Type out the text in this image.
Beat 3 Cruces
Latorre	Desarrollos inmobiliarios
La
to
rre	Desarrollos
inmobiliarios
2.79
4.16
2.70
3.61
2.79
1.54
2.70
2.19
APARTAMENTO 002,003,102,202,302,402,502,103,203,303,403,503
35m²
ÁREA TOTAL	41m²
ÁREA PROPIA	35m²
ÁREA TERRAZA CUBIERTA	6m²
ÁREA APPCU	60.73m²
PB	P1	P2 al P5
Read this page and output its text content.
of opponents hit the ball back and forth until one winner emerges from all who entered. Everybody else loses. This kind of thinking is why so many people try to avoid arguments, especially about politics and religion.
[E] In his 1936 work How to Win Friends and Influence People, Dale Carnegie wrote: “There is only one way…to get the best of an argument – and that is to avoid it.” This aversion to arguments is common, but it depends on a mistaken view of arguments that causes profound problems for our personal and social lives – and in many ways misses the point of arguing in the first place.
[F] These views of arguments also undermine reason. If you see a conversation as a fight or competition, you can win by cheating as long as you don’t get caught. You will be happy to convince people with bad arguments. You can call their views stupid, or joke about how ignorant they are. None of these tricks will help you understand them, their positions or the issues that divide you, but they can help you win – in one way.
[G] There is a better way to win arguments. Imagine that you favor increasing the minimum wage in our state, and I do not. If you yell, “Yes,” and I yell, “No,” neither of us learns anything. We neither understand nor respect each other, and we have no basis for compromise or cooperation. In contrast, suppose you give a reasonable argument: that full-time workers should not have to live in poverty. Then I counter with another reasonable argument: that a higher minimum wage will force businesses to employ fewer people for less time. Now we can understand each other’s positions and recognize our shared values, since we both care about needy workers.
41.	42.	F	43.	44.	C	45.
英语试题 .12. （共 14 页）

* **Problem to solve**
Scan the material above. Copy each line that holds the word "avoid".

* **Answer**
of opponents hit the ball back and forth until one winner emerges from all who entered. Everybody else loses. This kind of thinking is why so many people try to avoid arguments, especially about politics and religion.
[E] In his 1936 work How to Win Friends and Influence People, Dale Carnegie wrote: “There is only one way…to get the best of an argument – and that is to avoid it.” This aversion to arguments is common, but it depends on a mistaken view of arguments that causes profound problems for our personal and social lives – and in many ways misses the point of arguing in the first place.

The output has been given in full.